■ Supplied data:
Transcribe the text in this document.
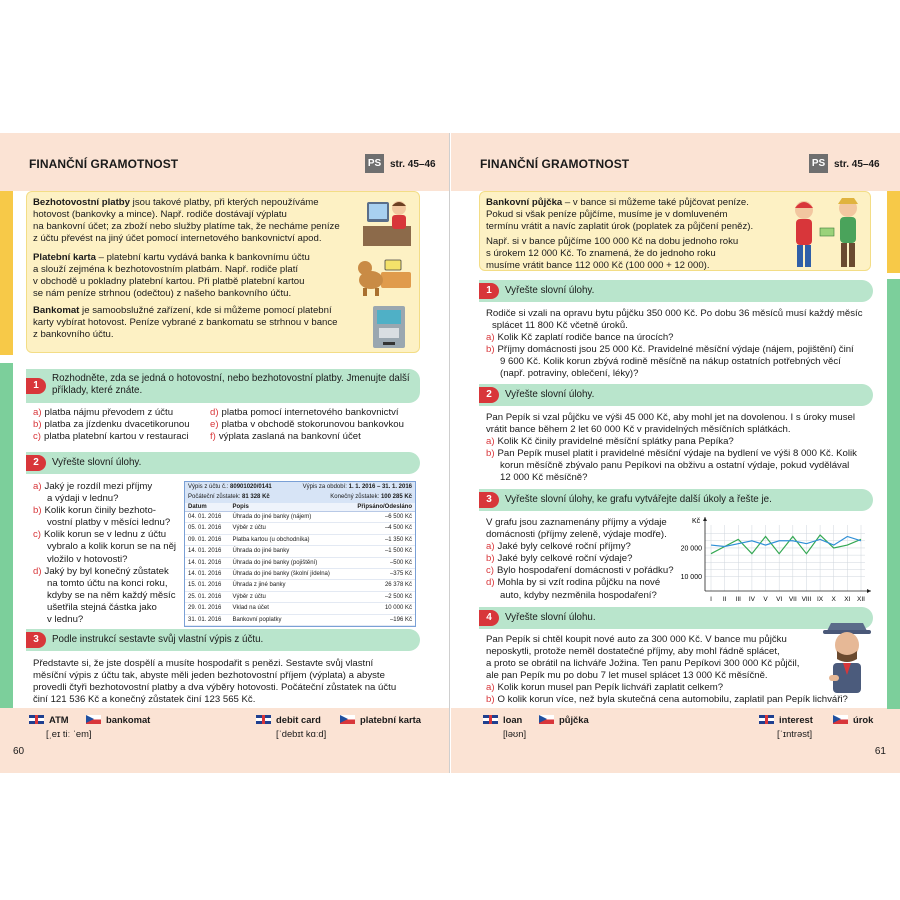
FINANČNÍ GRAMOTNOST	PS str. 45–46

Bezhotovostní platby jsou takové platby, při kterých nepoužíváme
hotovost (bankovky a mince). Např. rodiče dostávají výplatu
na bankovní účet; za zboží nebo služby platíme tak, že necháme peníze
z účtu převést na jiný účet pomocí internetového bankovnictví apod.

Platební karta – platební kartu vydává banka k bankovnímu účtu
a slouží zejména k bezhotovostním platbám. Např. rodiče platí
v obchodě u pokladny platební kartou. Při platbě platební kartou
se nám peníze strhnou (odečtou) z našeho bankovního účtu.

Bankomat je samoobslužné zařízení, kde si můžeme pomocí platební
karty vybírat hotovost. Peníze vybrané z bankomatu se strhnou v bance
z bankovního účtu.

1
Rozhodněte, zda se jedná o hotovostní, nebo bezhotovostní platby. Jmenujte další příklady, které znáte.
a) platba nájmu převodem z účtu
b) platba za jízdenku dvacetikorunou
c) platba platební kartou v restauraci
d) platba pomocí internetového bankovnictví
e) platba v obchodě stokorunovou bankovkou
f) výplata zaslaná na bankovní účet
2	Vyřešte slovní úlohy.
a) Jaký je rozdíl mezi příjmy
a výdaji v lednu?
b) Kolik korun činily bezhoto-
vostní platby v měsíci lednu?
c) Kolik korun se v lednu z účtu
vybralo a kolik korun se na něj
vložilo v hotovosti?
d) Jaký by byl konečný zůstatek
na tomto účtu na konci roku,
kdyby se na něm každý měsíc
ušetřila stejná částka jako
v lednu?
Výpis z účtu č.: 80901020/0141	Výpis za období: 1. 1. 2016 – 31. 1. 2016
Počáteční zůstatek: 81 328 Kč	Konečný zůstatek: 100 285 Kč
Datum	Popis	Připsáno/Odesláno
04. 01. 2016	Úhrada do jiné banky (nájem)	–6 500 Kč
05. 01. 2016	Výběr z účtu	–4 500 Kč
09. 01. 2016	Platba kartou (u obchodníka)	–1 350 Kč
14. 01. 2016	Úhrada do jiné banky	–1 500 Kč
14. 01. 2016	Úhrada do jiné banky (pojištění)	–500 Kč
14. 01. 2016	Úhrada do jiné banky (školní jídelna)	–375 Kč
15. 01. 2016	Úhrada z jiné banky	26 378 Kč
25. 01. 2016	Výběr z účtu	–2 500 Kč
29. 01. 2016	Vklad na účet	10 000 Kč
31. 01. 2016	Bankovní poplatky	–196 Kč
3	Podle instrukcí sestavte svůj vlastní výpis z účtu.
Představte si, že jste dospělí a musíte hospodařit s penězi. Sestavte svůj vlastní
měsíční výpis z účtu tak, abyste měli jeden bezhotovostní příjem (výplata) a abyste
provedli čtyři bezhotovostní platby a dva výběry hotovosti. Počáteční zůstatek na účtu
činí 121 536 Kč a konečný zůstatek činí 123 565 Kč.
ATM	bankomat
[ˌeɪ tiː ˈem]
debit card	platební karta
[ˈdebɪt kɑːd]
60
FINANČNÍ GRAMOTNOST	PS str. 45–46

Bankovní půjčka – v bance si můžeme také půjčovat peníze.
Pokud si však peníze půjčíme, musíme je v domluveném
termínu vrátit a navíc zaplatit úrok (poplatek za půjčení peněz).

Např. si v bance půjčíme 100 000 Kč na dobu jednoho roku
s úrokem 12 000 Kč. To znamená, že do jednoho roku
musíme vrátit bance 112 000 Kč (100 000 + 12 000).

1	Vyřešte slovní úlohy.
Rodiče si vzali na opravu bytu půjčku 350 000 Kč. Po dobu 36 měsíců musí každý měsíc
splácet 11 800 Kč včetně úroků.
a) Kolik Kč zaplatí rodiče bance na úrocích?
b) Příjmy domácnosti jsou 25 000 Kč. Pravidelné měsíční výdaje (nájem, pojištění) činí
9 600 Kč. Kolik korun zbývá rodině měsíčně na nákup ostatních potřebných věcí
(např. potraviny, oblečení, léky)?
2	Vyřešte slovní úlohy.
Pan Pepík si vzal půjčku ve výši 45 000 Kč, aby mohl jet na dovolenou. I s úroky musel
vrátit bance během 2 let 60 000 Kč v pravidelných měsíčních splátkách.
a) Kolik Kč činily pravidelné měsíční splátky pana Pepíka?
b) Pan Pepík musel platit i pravidelné měsíční výdaje na bydlení ve výši 8 000 Kč. Kolik
korun měsíčně zbývalo panu Pepíkovi na obživu a ostatní výdaje, pokud vydělával
12 000 Kč měsíčně?
3	Vyřešte slovní úlohy, ke grafu vytvářejte další úkoly a řešte je.
V grafu jsou zaznamenány příjmy a výdaje
domácnosti (příjmy zeleně, výdaje modře).
a) Jaké byly celkové roční příjmy?
b) Jaké byly celkové roční výdaje?
c) Bylo hospodaření domácnosti v pořádku?
d) Mohla by si vzít rodina půjčku na nové
auto, kdyby nezměnila hospodaření?
Kč
10 000
20 000
I II III IV V VI VII VIII IX X XI XII
4	Vyřešte slovní úlohu.
Pan Pepík si chtěl koupit nové auto za 300 000 Kč. V bance mu půjčku
neposkytli, protože neměl dostatečné příjmy, aby mohl řádně splácet,
a proto se obrátil na lichváře Jožina. Ten panu Pepíkovi 300 000 Kč půjčil,
ale pan Pepík mu po dobu 7 let musel splácet 13 000 Kč měsíčně.
a) Kolik korun musel pan Pepík lichváři zaplatit celkem?
b) O kolik korun více, než byla skutečná cena automobilu, zaplatil pan Pepík lichváři?
loan	půjčka
[ləʊn]
interest	úrok
[ˈɪntrəst]
61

■ Task to complete: Look through the records and gather every line containing "kartou".

■ Exercise output:
v obchodě u pokladny platební kartou. Při platbě platební kartou
c) platba platební kartou v restauraci
09. 01. 2016	Platba kartou (u obchodníka)	–1 350 Kč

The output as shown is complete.